[EXCERPTED TEXT]
******************************

A chicken egg. Egg.jpg
A chicken egg.

History

Chicken embryos as a research model

Human fascination with the chicken and its egg are so deeply rooted in history that it is hard to say exactly when avian exploration began. As early as 1400 BCE, ancient Egyptians artificially incubated chicken eggs to propagate their food supply. The developing chicken in the egg first appears in written history after catching the attention of the famous Greek philosopher, Aristotle, around 350 BCE. As Aristotle opened chicken eggs at various time points of incubation, he noted how the organism changed over time. Through his writing of Historia Animalium , he introduced some of the earliest studies of embryology based on his observations of the chicken in the egg.

Aristotle recognized significant similarities between human and chicken development. From his studies of the developing chick, he was able to correctly decipher the role of the placenta and umbilical cord in the human.

Chick research of the 16th century significantly modernized ideas about human physiology. European scientists, including Ulisse Aldrovandi, Volcher Cotier and William Harvey, used the chick to demonstrate tissue differentiation, disproving the widely held belief of the time that organisms are "preformed" in their adult version and only grow larger during development. Distinct tissue areas were recognized that grew and gave rise to specific structures, including the blastoderm, or chick origin. Harvey also closely watched the development of the heart and blood and was the first to note the directional flow of blood between veins and arteries. The relatively large size of the chick as a model organism allowed scientists during this time to make these significant observations without the help of a microscope.

Expanding use of the microscope coupled with a new technique in the late 18th century unveiled the developing chick for close-up examination. By cutting a hole in the eggshell and covering it with another piece of shell, scientists were able to look directly into the egg while it continued to develop without dehydration. Soon studies of the developing chick identified the three embryonic germ layers: ectoderm, mesoderm and endoderm, giving rise to the field of embryology.

******************************

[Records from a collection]
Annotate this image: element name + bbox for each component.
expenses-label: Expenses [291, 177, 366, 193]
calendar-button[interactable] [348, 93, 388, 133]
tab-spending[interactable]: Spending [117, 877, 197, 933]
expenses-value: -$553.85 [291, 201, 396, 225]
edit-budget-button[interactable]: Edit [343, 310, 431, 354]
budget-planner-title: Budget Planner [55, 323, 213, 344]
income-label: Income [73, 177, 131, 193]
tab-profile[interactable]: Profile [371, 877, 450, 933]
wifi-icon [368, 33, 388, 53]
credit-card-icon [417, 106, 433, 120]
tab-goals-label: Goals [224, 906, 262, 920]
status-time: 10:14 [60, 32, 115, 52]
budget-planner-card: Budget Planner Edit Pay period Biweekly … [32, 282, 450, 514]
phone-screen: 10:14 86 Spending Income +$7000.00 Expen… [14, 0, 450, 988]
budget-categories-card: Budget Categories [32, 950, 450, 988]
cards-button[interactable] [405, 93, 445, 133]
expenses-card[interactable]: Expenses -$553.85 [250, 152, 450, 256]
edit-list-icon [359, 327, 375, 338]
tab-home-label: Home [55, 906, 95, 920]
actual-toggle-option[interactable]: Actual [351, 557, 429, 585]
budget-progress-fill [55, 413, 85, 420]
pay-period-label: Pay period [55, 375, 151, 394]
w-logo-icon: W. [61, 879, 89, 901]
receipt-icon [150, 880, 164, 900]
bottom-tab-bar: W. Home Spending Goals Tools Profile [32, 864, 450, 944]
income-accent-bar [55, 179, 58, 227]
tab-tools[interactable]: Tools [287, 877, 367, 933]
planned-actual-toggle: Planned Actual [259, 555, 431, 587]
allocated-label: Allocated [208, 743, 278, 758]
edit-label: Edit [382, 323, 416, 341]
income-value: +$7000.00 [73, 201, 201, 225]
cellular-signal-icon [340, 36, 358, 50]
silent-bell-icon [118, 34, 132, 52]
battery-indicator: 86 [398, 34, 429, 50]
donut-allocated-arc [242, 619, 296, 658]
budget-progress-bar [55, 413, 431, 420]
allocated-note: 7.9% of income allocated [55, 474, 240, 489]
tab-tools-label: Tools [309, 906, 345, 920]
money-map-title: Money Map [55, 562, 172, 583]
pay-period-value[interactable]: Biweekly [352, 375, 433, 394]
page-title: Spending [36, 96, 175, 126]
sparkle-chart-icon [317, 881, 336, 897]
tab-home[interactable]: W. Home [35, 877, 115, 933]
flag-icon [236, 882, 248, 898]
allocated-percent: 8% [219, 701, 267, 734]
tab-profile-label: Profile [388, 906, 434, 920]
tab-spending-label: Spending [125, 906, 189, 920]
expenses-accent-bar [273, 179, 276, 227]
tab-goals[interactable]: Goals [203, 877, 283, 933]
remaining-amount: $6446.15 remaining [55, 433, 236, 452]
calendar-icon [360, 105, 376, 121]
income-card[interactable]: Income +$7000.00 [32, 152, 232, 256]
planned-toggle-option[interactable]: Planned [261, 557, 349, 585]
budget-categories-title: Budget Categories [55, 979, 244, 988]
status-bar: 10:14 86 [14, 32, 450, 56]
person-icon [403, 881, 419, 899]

******************************

[PROBLEMS TO WORK ON]
1) According to the text on chicken embryos as a research model, which three embryonic germ layers were identified in studies of the developing chick?
2) Continue the text on chicken embryos as a research model from its last sentence.

[TASK RESPONSES]
1) Ectoderm, mesoderm and endoderm.

2)
Host versus graft response was first described in the chicken embryo. James Murphy (biologist) (1914) found that rat tissues that could not grow in adult chickens survived in the developing chick. In an immunocompetent animal, like the mature chicken, the host immune cells attack the foreign tissue. Since the immune system of the chick is not functional until about day 14 of incubation, foreign tissue can grow. Eventually, Murphy showed that the acceptance of tissue grafts was host-specific in immunologically competent animals. [1] [2]

Culturing virus was once technically difficult. In 1931, Ernest Goodpasture and Alice Miles Woodruff developed a new technique that used chicken eggs to propagate a pox virus. [3] Building on their success, the chick was used to isolate the mumps virus for vaccine development and it is still used to culture some viruses and parasites today.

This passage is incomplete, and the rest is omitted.